Stored records:
——

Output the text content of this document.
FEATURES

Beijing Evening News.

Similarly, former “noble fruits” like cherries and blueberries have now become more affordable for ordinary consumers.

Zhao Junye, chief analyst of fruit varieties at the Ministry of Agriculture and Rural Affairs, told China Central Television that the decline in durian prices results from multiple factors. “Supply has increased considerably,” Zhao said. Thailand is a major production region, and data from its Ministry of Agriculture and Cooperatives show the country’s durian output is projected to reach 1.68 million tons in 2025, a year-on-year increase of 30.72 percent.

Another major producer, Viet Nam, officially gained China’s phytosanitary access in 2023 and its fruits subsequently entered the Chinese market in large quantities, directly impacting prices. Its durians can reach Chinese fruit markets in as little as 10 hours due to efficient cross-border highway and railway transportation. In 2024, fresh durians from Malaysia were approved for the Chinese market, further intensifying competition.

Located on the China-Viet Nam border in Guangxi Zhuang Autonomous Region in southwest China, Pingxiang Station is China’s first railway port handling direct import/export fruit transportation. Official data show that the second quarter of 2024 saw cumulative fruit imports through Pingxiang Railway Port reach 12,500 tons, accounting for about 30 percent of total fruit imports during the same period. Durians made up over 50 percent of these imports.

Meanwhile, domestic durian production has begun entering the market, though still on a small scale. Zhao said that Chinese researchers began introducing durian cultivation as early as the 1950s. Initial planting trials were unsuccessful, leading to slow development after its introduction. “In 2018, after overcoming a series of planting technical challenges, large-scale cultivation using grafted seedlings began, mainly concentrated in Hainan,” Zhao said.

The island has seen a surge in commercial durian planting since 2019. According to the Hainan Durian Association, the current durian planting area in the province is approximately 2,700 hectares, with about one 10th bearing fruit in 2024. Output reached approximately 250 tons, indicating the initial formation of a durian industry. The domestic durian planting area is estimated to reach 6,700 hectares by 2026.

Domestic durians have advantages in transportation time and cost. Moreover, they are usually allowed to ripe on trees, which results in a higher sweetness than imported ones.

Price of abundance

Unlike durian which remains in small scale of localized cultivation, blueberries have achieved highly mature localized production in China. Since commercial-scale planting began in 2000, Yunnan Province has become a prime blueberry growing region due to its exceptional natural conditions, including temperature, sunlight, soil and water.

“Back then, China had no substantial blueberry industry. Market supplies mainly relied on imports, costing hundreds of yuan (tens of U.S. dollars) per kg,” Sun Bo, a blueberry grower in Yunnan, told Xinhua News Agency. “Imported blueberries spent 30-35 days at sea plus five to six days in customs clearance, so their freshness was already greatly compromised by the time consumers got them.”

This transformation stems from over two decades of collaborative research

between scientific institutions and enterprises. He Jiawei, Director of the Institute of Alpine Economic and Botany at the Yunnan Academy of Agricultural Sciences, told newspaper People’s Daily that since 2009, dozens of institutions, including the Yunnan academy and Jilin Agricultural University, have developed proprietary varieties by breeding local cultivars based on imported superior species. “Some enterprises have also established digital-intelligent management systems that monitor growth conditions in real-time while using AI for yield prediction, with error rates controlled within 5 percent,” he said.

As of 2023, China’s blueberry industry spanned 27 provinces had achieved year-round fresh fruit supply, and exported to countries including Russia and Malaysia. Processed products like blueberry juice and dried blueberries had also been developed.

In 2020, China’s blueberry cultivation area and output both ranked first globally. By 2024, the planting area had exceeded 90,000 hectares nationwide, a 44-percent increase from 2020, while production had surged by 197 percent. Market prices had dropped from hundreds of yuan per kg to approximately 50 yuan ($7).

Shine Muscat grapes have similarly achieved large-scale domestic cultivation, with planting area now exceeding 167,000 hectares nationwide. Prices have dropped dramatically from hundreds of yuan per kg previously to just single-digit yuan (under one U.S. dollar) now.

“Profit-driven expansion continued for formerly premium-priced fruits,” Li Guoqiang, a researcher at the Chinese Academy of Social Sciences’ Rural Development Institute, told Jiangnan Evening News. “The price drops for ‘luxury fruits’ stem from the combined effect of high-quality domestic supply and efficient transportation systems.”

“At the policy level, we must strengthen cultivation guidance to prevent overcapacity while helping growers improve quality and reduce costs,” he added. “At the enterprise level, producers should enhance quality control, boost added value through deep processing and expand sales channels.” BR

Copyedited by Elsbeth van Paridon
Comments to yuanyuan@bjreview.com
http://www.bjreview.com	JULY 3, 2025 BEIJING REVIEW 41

——

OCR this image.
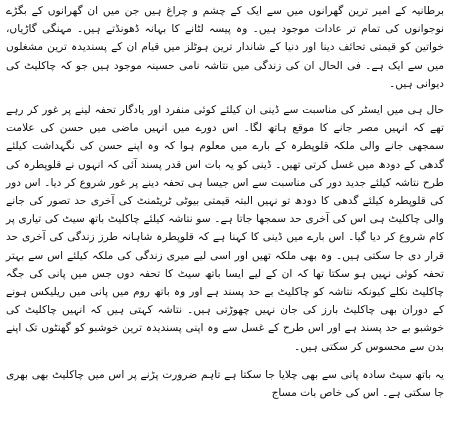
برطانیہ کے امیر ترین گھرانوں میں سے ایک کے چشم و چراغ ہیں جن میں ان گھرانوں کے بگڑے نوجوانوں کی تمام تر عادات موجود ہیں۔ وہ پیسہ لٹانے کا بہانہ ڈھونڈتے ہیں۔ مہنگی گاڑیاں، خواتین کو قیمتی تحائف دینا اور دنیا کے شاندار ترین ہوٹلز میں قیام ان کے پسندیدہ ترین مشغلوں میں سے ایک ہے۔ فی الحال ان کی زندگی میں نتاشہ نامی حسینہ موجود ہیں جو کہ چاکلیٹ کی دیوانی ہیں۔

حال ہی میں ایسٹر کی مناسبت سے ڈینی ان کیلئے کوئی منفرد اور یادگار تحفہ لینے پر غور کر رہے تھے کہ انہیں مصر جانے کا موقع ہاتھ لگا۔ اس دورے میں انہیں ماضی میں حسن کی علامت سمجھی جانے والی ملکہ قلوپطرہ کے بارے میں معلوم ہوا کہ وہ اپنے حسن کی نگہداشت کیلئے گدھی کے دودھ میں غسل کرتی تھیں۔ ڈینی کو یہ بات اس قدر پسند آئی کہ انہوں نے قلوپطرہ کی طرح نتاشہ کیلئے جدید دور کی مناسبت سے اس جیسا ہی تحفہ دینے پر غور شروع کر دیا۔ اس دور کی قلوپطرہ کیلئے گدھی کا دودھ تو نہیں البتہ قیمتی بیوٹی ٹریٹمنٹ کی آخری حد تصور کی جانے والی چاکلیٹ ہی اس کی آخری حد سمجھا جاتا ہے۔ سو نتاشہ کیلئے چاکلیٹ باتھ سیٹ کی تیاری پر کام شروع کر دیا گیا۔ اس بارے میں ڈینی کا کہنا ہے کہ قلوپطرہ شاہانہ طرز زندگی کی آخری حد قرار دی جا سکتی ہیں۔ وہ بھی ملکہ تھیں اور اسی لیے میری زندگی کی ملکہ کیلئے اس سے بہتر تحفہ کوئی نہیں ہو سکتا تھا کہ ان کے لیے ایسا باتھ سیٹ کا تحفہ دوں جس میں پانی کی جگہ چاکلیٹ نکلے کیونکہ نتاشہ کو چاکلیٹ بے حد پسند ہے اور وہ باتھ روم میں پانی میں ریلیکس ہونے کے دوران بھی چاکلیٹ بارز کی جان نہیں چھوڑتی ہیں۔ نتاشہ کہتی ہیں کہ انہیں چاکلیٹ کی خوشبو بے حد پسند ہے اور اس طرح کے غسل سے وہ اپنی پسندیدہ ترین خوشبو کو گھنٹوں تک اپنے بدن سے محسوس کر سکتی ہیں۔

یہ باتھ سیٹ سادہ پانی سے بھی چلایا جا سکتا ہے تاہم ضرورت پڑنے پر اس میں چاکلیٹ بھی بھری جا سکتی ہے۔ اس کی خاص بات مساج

——

Objective:
Every line of the listing that holds "increase" should be found and copied.

Output for this exercise:
Zhao Junye, chief analyst of fruit varieties at the Ministry of Agriculture and Rural Affairs, told China Central Television that the decline in durian prices results from multiple factors. “Supply has increased considerably,” Zhao said. Thailand is a major production region, and data from its Ministry of Agriculture and Cooperatives show the country’s durian output is projected to reach 1.68 million tons in 2025, a year-on-year increase of 30.72 percent.
In 2020, China’s blueberry cultivation area and output both ranked first globally. By 2024, the planting area had exceeded 90,000 hectares nationwide, a 44-percent increase from 2020, while production had surged by 197 percent. Market prices had dropped from hundreds of yuan per kg to approximately 50 yuan ($7).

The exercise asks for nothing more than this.